* _Dataset records_

========================

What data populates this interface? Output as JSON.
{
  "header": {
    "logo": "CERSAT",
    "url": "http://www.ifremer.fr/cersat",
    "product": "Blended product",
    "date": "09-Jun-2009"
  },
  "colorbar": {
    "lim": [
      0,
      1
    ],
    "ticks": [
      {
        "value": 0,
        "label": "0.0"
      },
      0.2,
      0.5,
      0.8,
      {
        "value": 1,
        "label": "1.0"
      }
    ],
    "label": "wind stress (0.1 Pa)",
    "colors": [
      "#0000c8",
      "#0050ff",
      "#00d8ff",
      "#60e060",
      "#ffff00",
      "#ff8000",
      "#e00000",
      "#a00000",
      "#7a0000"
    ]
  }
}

========================

* _Problem requirements_
In the entries above, identify each line that includes the string "label", then copy it.

* _Exercise result_
        "label": "0.0"
        "label": "1.0"
    "label": "wind stress (0.1 Pa)",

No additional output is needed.